Records from a data source
● ● ● ● ● ● ●
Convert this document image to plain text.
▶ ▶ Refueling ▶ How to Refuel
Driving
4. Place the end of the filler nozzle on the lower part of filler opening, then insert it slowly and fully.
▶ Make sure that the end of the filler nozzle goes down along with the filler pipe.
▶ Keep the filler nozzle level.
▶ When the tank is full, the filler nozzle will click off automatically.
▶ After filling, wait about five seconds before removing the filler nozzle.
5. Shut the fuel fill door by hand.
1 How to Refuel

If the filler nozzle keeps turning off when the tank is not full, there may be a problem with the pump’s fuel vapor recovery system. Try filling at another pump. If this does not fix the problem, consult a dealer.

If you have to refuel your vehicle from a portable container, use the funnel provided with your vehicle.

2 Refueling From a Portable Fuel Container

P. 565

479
● ● ● ● ● ● ●
→ **Goal**:
Copy, from the material above, each line in which the string "filling" occurs.

→ **Result of this exercise**:
▶ After filling, wait about five seconds before removing the filler nozzle.
If the filler nozzle keeps turning off when the tank is not full, there may be a problem with the pump’s fuel vapor recovery system. Try filling at another pump. If this does not fix the problem, consult a dealer.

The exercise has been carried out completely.